OBJECTIVE: Transcribe all of the material below word for word and leave out its pictures.

Saved data entries:

* * *

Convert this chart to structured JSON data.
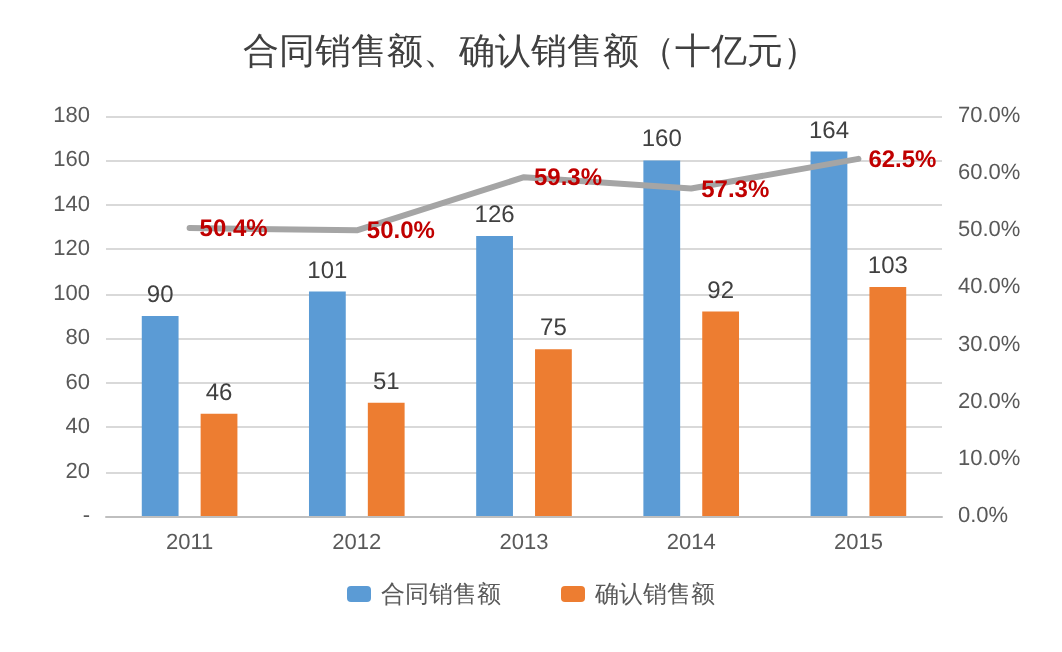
{
  "chart_data": {
    "type": "bar",
    "title": "合同销售额、确认销售额（十亿元）",
    "categories": [
      "2011",
      "2012",
      "2013",
      "2014",
      "2015"
    ],
    "series": [
      {
        "name": "合同销售额",
        "color": "#5b9bd5",
        "values": [
          90,
          101,
          126,
          160,
          164
        ],
        "value_labels": [
          "90",
          "101",
          "126",
          "160",
          "164"
        ]
      },
      {
        "name": "确认销售额",
        "color": "#ed7d31",
        "values": [
          46,
          51,
          75,
          92,
          103
        ],
        "value_labels": [
          "46",
          "51",
          "75",
          "92",
          "103"
        ]
      },
      {
        "type": "line",
        "axis": "y2",
        "color": "#a5a5a5",
        "values": [
          50.4,
          50.0,
          59.3,
          57.3,
          62.5
        ],
        "value_labels": [
          "50.4%",
          "50.0%",
          "59.3%",
          "57.3%",
          "62.5%"
        ]
      }
    ],
    "ylim": [
      0,
      180
    ],
    "yticks": [
      {
        "value": 0,
        "label": "-"
      },
      20,
      40,
      60,
      80,
      100,
      120,
      140,
      160,
      180
    ],
    "y2lim": [
      0,
      70
    ],
    "y2ticks": [
      {
        "value": 0,
        "label": "0.0%"
      },
      {
        "value": 10,
        "label": "10.0%"
      },
      {
        "value": 20,
        "label": "20.0%"
      },
      {
        "value": 30,
        "label": "30.0%"
      },
      {
        "value": 40,
        "label": "40.0%"
      },
      {
        "value": 50,
        "label": "50.0%"
      },
      {
        "value": 60,
        "label": "60.0%"
      },
      {
        "value": 70,
        "label": "70.0%"
      }
    ],
    "grid": "y",
    "legend": "bottom",
    "marker": "none",
    "line_style": "solid"
  }
}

* * *

EXPECTED ANSWER:
Convert this chart to structured JSON data.
{
  "chart_data": {
    "type": "bar",
    "title": "合同销售额、确认销售额（十亿元）",
    "categories": [
      "2011",
      "2012",
      "2013",
      "2014",
      "2015"
    ],
    "series": [
      {
        "name": "合同销售额",
        "color": "#5b9bd5",
        "values": [
          90,
          101,
          126,
          160,
          164
        ],
        "value_labels": [
          "90",
          "101",
          "126",
          "160",
          "164"
        ]
      },
      {
        "name": "确认销售额",
        "color": "#ed7d31",
        "values": [
          46,
          51,
          75,
          92,
          103
        ],
        "value_labels": [
          "46",
          "51",
          "75",
          "92",
          "103"
        ]
      },
      {
        "type": "line",
        "axis": "y2",
        "color": "#a5a5a5",
        "values": [
          50.4,
          50.0,
          59.3,
          57.3,
          62.5
        ],
        "value_labels": [
          "50.4%",
          "50.0%",
          "59.3%",
          "57.3%",
          "62.5%"
        ]
      }
    ],
    "ylim": [
      0,
      180
    ],
    "yticks": [
      {
        "value": 0,
        "label": "-"
      },
      20,
      40,
      60,
      80,
      100,
      120,
      140,
      160,
      180
    ],
    "y2lim": [
      0,
      70
    ],
    "y2ticks": [
      {
        "value": 0,
        "label": "0.0%"
      },
      {
        "value": 10,
        "label": "10.0%"
      },
      {
        "value": 20,
        "label": "20.0%"
      },
      {
        "value": 30,
        "label": "30.0%"
      },
      {
        "value": 40,
        "label": "40.0%"
      },
      {
        "value": 50,
        "label": "50.0%"
      },
      {
        "value": 60,
        "label": "60.0%"
      },
      {
        "value": 70,
        "label": "70.0%"
      }
    ],
    "grid": "y",
    "legend": "bottom",
    "marker": "none",
    "line_style": "solid"
  }
}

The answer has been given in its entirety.